## begin Data provided

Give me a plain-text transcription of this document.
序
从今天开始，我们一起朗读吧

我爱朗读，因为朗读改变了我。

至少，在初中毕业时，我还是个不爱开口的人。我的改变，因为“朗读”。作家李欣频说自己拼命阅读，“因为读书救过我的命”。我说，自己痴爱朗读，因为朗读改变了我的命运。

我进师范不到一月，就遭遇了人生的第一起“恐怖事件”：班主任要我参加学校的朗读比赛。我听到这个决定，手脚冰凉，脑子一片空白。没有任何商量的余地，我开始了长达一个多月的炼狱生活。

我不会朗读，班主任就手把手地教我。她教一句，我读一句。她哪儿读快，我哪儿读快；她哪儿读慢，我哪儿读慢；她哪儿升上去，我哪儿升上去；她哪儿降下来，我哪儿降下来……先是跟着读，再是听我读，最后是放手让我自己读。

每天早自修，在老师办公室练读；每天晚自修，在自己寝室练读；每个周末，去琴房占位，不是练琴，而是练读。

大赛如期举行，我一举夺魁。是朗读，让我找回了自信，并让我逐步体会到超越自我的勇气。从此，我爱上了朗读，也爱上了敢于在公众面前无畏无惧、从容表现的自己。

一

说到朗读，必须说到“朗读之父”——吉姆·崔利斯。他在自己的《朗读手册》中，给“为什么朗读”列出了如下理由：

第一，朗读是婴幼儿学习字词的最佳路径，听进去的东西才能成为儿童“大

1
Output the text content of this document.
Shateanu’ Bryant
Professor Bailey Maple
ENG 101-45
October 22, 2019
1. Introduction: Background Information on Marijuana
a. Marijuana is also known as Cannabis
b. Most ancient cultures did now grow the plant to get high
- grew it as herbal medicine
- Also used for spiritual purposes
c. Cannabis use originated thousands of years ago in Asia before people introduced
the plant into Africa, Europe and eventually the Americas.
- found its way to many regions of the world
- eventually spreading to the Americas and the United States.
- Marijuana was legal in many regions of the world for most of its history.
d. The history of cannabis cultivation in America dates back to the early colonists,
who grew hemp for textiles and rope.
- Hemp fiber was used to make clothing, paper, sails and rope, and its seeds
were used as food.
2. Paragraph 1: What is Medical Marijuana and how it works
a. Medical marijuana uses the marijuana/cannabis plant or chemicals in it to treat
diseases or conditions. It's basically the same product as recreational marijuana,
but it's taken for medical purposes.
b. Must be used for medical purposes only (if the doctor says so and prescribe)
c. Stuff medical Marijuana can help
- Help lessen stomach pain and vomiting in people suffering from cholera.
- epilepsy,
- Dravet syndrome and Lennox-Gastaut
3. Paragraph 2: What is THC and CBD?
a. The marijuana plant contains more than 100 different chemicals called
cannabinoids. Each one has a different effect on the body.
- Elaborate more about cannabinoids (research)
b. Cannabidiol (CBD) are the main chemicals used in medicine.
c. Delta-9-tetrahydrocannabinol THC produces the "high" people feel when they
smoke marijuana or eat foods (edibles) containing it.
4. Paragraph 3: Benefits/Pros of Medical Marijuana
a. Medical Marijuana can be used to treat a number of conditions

## end Data provided

## Given request
Among the entries above, how many lines hold the string "document"? Give the number by itself.

## Response for this exercise
2